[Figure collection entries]
·····

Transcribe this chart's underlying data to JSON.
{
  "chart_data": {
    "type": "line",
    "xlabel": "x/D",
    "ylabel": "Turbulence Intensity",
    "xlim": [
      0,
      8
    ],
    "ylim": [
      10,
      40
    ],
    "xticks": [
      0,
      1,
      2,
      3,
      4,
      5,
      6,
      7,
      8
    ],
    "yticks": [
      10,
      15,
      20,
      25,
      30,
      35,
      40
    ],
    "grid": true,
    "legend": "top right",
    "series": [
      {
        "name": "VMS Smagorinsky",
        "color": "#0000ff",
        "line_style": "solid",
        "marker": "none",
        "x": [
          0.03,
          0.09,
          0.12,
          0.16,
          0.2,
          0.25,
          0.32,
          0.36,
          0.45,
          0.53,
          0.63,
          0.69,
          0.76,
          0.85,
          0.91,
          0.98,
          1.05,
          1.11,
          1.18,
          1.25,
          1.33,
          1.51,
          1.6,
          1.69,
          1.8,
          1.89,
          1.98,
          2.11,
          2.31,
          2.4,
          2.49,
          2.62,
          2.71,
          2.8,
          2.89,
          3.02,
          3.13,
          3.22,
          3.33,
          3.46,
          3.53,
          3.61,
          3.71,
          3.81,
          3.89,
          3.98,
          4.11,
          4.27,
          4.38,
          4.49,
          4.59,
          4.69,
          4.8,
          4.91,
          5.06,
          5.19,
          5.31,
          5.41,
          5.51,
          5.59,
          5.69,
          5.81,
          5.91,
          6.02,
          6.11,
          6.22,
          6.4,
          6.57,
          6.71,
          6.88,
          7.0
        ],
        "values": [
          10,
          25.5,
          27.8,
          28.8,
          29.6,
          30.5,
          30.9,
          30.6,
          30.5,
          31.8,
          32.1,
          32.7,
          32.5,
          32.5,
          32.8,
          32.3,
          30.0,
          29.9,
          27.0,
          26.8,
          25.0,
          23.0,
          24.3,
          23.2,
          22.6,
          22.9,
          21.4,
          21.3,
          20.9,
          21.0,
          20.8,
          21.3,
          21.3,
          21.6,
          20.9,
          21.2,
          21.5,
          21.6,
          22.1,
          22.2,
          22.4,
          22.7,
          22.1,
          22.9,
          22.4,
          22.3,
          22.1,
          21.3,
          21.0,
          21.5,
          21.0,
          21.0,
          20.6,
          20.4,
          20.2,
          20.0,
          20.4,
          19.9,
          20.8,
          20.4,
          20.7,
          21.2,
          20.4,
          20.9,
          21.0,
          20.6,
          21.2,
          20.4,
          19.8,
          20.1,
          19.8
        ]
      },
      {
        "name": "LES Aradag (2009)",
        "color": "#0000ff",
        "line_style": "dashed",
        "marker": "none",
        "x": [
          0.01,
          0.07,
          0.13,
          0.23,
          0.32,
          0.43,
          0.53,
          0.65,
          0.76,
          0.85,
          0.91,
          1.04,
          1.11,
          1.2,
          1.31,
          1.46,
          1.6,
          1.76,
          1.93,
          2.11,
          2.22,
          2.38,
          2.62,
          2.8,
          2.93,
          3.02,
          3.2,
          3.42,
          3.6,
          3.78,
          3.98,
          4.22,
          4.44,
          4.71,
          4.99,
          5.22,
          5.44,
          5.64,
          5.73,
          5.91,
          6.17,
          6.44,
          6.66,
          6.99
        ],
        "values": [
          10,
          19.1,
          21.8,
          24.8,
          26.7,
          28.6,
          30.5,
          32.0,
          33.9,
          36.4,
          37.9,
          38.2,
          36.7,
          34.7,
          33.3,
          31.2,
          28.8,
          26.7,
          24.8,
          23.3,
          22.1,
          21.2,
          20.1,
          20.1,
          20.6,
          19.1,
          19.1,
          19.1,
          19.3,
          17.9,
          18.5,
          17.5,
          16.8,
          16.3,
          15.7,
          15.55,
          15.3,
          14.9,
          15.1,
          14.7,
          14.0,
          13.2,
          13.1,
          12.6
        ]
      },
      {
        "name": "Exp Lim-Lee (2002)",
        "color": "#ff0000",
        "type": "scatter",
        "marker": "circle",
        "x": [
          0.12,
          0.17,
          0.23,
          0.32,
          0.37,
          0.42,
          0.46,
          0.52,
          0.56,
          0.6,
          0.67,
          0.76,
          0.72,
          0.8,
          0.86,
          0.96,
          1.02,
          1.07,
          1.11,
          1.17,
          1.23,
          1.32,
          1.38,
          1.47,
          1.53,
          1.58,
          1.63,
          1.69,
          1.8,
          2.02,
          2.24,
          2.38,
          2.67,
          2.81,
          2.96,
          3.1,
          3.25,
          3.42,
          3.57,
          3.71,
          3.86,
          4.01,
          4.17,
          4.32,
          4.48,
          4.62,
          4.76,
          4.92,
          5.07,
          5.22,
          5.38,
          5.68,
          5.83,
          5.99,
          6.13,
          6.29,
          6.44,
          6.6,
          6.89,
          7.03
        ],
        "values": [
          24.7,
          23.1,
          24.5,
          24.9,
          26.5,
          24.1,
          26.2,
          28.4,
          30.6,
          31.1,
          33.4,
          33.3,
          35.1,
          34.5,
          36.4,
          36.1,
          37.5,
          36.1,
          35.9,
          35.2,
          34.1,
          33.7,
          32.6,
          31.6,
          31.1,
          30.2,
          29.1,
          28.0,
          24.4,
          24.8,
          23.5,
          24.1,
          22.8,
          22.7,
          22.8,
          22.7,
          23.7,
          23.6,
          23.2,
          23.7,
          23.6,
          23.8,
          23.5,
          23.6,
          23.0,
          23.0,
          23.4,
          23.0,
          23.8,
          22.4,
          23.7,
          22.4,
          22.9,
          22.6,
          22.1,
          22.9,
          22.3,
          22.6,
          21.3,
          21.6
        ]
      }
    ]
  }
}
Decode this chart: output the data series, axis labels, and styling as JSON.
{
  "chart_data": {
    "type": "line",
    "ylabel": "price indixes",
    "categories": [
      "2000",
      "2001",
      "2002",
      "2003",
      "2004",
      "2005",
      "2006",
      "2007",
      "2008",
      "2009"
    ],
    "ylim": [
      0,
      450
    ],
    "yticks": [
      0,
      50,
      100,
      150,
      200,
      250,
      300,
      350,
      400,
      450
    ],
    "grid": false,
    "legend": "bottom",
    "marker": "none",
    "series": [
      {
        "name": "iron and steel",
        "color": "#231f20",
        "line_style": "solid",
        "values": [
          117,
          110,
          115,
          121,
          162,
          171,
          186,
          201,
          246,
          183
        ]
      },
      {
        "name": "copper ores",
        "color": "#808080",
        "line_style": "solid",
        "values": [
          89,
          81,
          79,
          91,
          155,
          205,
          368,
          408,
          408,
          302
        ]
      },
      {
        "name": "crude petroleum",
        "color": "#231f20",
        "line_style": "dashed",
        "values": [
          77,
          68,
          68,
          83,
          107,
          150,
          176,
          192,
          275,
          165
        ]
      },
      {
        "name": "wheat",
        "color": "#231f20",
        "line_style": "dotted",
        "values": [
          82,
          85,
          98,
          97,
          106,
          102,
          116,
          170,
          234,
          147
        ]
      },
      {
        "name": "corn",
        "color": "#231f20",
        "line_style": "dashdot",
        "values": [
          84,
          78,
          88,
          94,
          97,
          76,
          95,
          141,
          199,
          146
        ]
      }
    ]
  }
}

·····

Reproduce the whole listing word for word.

## Response to the task
Transcribe this chart's underlying data to JSON.
{
  "chart_data": {
    "type": "line",
    "xlabel": "x/D",
    "ylabel": "Turbulence Intensity",
    "xlim": [
      0,
      8
    ],
    "ylim": [
      10,
      40
    ],
    "xticks": [
      0,
      1,
      2,
      3,
      4,
      5,
      6,
      7,
      8
    ],
    "yticks": [
      10,
      15,
      20,
      25,
      30,
      35,
      40
    ],
    "grid": true,
    "legend": "top right",
    "series": [
      {
        "name": "VMS Smagorinsky",
        "color": "#0000ff",
        "line_style": "solid",
        "marker": "none",
        "x": [
          0.03,
          0.09,
          0.12,
          0.16,
          0.2,
          0.25,
          0.32,
          0.36,
          0.45,
          0.53,
          0.63,
          0.69,
          0.76,
          0.85,
          0.91,
          0.98,
          1.05,
          1.11,
          1.18,
          1.25,
          1.33,
          1.51,
          1.6,
          1.69,
          1.8,
          1.89,
          1.98,
          2.11,
          2.31,
          2.4,
          2.49,
          2.62,
          2.71,
          2.8,
          2.89,
          3.02,
          3.13,
          3.22,
          3.33,
          3.46,
          3.53,
          3.61,
          3.71,
          3.81,
          3.89,
          3.98,
          4.11,
          4.27,
          4.38,
          4.49,
          4.59,
          4.69,
          4.8,
          4.91,
          5.06,
          5.19,
          5.31,
          5.41,
          5.51,
          5.59,
          5.69,
          5.81,
          5.91,
          6.02,
          6.11,
          6.22,
          6.4,
          6.57,
          6.71,
          6.88,
          7.0
        ],
        "values": [
          10,
          25.5,
          27.8,
          28.8,
          29.6,
          30.5,
          30.9,
          30.6,
          30.5,
          31.8,
          32.1,
          32.7,
          32.5,
          32.5,
          32.8,
          32.3,
          30.0,
          29.9,
          27.0,
          26.8,
          25.0,
          23.0,
          24.3,
          23.2,
          22.6,
          22.9,
          21.4,
          21.3,
          20.9,
          21.0,
          20.8,
          21.3,
          21.3,
          21.6,
          20.9,
          21.2,
          21.5,
          21.6,
          22.1,
          22.2,
          22.4,
          22.7,
          22.1,
          22.9,
          22.4,
          22.3,
          22.1,
          21.3,
          21.0,
          21.5,
          21.0,
          21.0,
          20.6,
          20.4,
          20.2,
          20.0,
          20.4,
          19.9,
          20.8,
          20.4,
          20.7,
          21.2,
          20.4,
          20.9,
          21.0,
          20.6,
          21.2,
          20.4,
          19.8,
          20.1,
          19.8
        ]
      },
      {
        "name": "LES Aradag (2009)",
        "color": "#0000ff",
        "line_style": "dashed",
        "marker": "none",
        "x": [
          0.01,
          0.07,
          0.13,
          0.23,
          0.32,
          0.43,
          0.53,
          0.65,
          0.76,
          0.85,
          0.91,
          1.04,
          1.11,
          1.2,
          1.31,
          1.46,
          1.6,
          1.76,
          1.93,
          2.11,
          2.22,
          2.38,
          2.62,
          2.8,
          2.93,
          3.02,
          3.2,
          3.42,
          3.6,
          3.78,
          3.98,
          4.22,
          4.44,
          4.71,
          4.99,
          5.22,
          5.44,
          5.64,
          5.73,
          5.91,
          6.17,
          6.44,
          6.66,
          6.99
        ],
        "values": [
          10,
          19.1,
          21.8,
          24.8,
          26.7,
          28.6,
          30.5,
          32.0,
          33.9,
          36.4,
          37.9,
          38.2,
          36.7,
          34.7,
          33.3,
          31.2,
          28.8,
          26.7,
          24.8,
          23.3,
          22.1,
          21.2,
          20.1,
          20.1,
          20.6,
          19.1,
          19.1,
          19.1,
          19.3,
          17.9,
          18.5,
          17.5,
          16.8,
          16.3,
          15.7,
          15.55,
          15.3,
          14.9,
          15.1,
          14.7,
          14.0,
          13.2,
          13.1,
          12.6
        ]
      },
      {
        "name": "Exp Lim-Lee (2002)",
        "color": "#ff0000",
        "type": "scatter",
        "marker": "circle",
        "x": [
          0.12,
          0.17,
          0.23,
          0.32,
          0.37,
          0.42,
          0.46,
          0.52,
          0.56,
          0.6,
          0.67,
          0.76,
          0.72,
          0.8,
          0.86,
          0.96,
          1.02,
          1.07,
          1.11,
          1.17,
          1.23,
          1.32,
          1.38,
          1.47,
          1.53,
          1.58,
          1.63,
          1.69,
          1.8,
          2.02,
          2.24,
          2.38,
          2.67,
          2.81,
          2.96,
          3.1,
          3.25,
          3.42,
          3.57,
          3.71,
          3.86,
          4.01,
          4.17,
          4.32,
          4.48,
          4.62,
          4.76,
          4.92,
          5.07,
          5.22,
          5.38,
          5.68,
          5.83,
          5.99,
          6.13,
          6.29,
          6.44,
          6.6,
          6.89,
          7.03
        ],
        "values": [
          24.7,
          23.1,
          24.5,
          24.9,
          26.5,
          24.1,
          26.2,
          28.4,
          30.6,
          31.1,
          33.4,
          33.3,
          35.1,
          34.5,
          36.4,
          36.1,
          37.5,
          36.1,
          35.9,
          35.2,
          34.1,
          33.7,
          32.6,
          31.6,
          31.1,
          30.2,
          29.1,
          28.0,
          24.4,
          24.8,
          23.5,
          24.1,
          22.8,
          22.7,
          22.8,
          22.7,
          23.7,
          23.6,
          23.2,
          23.7,
          23.6,
          23.8,
          23.5,
          23.6,
          23.0,
          23.0,
          23.4,
          23.0,
          23.8,
          22.4,
          23.7,
          22.4,
          22.9,
          22.6,
          22.1,
          22.9,
          22.3,
          22.6,
          21.3,
          21.6
        ]
      }
    ]
  }
}
Decode this chart: output the data series, axis labels, and styling as JSON.
{
  "chart_data": {
    "type": "line",
    "ylabel": "price indixes",
    "categories": [
      "2000",
      "2001",
      "2002",
      "2003",
      "2004",
      "2005",
      "2006",
      "2007",
      "2008",
      "2009"
    ],
    "ylim": [
      0,
      450
    ],
    "yticks": [
      0,
      50,
      100,
      150,
      200,
      250,
      300,
      350,
      400,
      450
    ],
    "grid": false,
    "legend": "bottom",
    "marker": "none",
    "series": [
      {
        "name": "iron and steel",
        "color": "#231f20",
        "line_style": "solid",
        "values": [
          117,
          110,
          115,
          121,
          162,
          171,
          186,
          201,
          246,
          183
        ]
      },
      {
        "name": "copper ores",
        "color": "#808080",
        "line_style": "solid",
        "values": [
          89,
          81,
          79,
          91,
          155,
          205,
          368,
          408,
          408,
          302
        ]
      },
      {
        "name": "crude petroleum",
        "color": "#231f20",
        "line_style": "dashed",
        "values": [
          77,
          68,
          68,
          83,
          107,
          150,
          176,
          192,
          275,
          165
        ]
      },
      {
        "name": "wheat",
        "color": "#231f20",
        "line_style": "dotted",
        "values": [
          82,
          85,
          98,
          97,
          106,
          102,
          116,
          170,
          234,
          147
        ]
      },
      {
        "name": "corn",
        "color": "#231f20",
        "line_style": "dashdot",
        "values": [
          84,
          78,
          88,
          94,
          97,
          76,
          95,
          141,
          199,
          146
        ]
      }
    ]
  }
}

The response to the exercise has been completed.